* _Supplied data_:
— START —
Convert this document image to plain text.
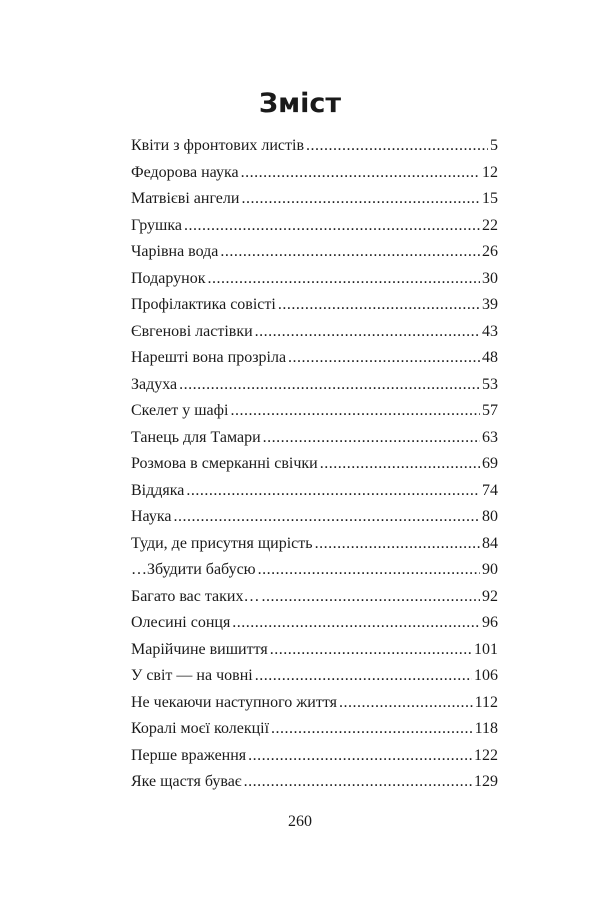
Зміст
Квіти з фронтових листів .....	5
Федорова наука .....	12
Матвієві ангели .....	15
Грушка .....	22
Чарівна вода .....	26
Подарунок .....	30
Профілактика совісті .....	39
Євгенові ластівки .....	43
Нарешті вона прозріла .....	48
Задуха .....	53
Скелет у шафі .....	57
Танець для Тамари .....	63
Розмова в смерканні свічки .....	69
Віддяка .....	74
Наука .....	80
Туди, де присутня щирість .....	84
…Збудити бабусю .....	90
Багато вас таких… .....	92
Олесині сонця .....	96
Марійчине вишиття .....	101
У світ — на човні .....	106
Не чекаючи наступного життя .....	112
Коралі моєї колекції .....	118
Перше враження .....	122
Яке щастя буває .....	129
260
— END —
— START —
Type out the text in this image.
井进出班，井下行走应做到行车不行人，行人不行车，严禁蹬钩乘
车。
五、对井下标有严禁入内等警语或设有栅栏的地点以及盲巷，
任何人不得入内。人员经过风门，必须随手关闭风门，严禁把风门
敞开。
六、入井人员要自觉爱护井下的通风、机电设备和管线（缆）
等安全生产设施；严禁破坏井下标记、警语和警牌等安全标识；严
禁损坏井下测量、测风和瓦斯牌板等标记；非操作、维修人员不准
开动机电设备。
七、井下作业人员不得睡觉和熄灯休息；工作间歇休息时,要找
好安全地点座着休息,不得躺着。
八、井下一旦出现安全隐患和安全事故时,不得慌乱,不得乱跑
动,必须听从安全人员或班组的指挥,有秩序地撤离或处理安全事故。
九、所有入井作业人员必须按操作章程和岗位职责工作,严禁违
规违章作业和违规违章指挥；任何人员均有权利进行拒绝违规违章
— END —
— START —
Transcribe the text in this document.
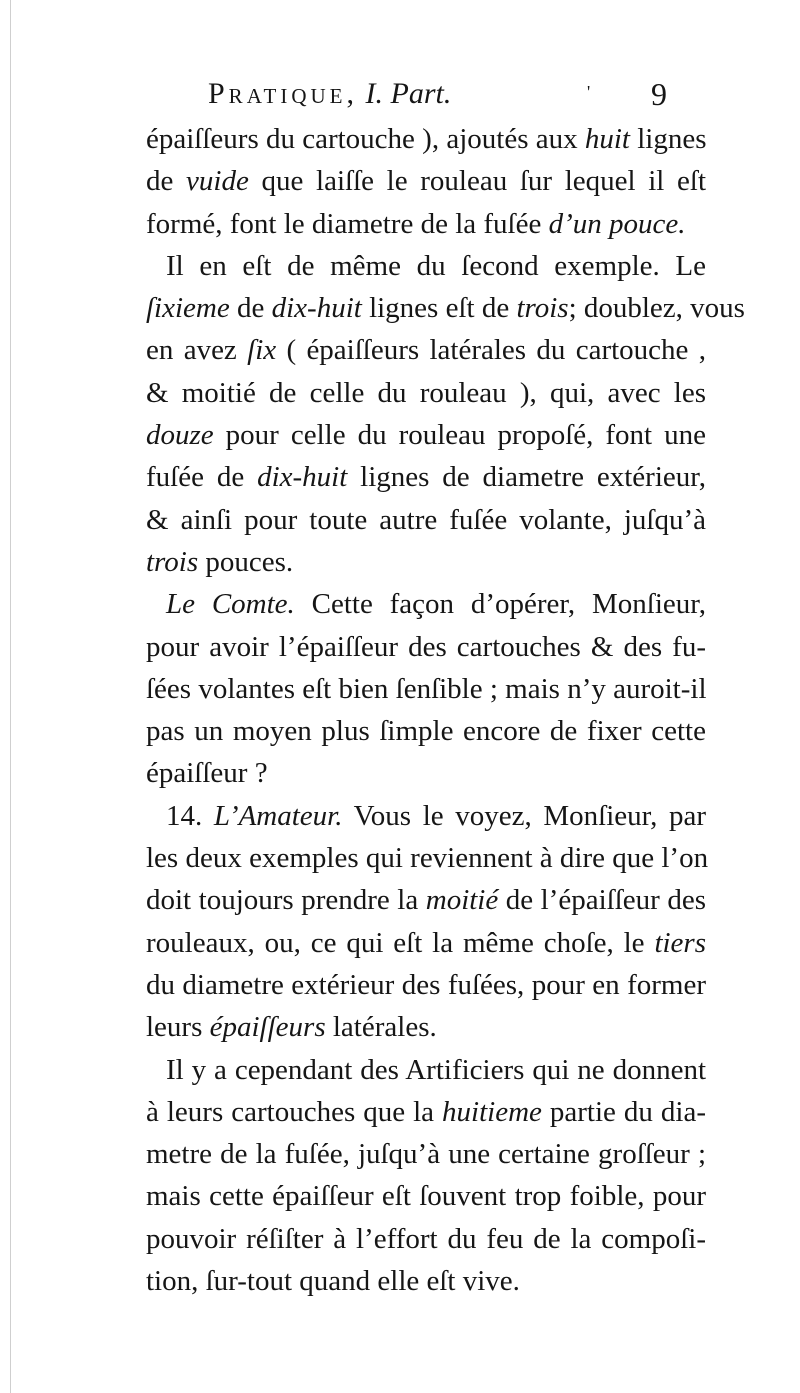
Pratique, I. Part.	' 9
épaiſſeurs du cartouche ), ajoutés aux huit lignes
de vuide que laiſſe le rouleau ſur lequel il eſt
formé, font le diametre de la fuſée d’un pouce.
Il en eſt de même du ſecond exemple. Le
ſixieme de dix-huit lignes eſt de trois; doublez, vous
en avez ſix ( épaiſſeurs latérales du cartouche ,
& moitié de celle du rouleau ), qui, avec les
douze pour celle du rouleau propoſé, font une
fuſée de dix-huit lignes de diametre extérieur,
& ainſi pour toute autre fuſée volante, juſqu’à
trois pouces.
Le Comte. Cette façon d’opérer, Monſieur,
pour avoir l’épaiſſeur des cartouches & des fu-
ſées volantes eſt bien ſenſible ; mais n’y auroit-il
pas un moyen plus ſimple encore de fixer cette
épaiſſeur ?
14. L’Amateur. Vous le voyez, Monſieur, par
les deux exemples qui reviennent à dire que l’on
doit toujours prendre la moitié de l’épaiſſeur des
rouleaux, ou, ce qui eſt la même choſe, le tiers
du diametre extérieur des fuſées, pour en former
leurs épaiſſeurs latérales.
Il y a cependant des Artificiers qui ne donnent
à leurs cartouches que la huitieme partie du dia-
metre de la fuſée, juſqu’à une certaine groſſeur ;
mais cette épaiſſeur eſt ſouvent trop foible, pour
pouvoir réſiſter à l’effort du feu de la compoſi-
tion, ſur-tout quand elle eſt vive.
— END —
* _Job_:
Select every line of the material above holding the word "moitié" and copy it.

* _Result of this task_:
& moitié de celle du rouleau ), qui, avec les
doit toujours prendre la moitié de l’épaiſſeur des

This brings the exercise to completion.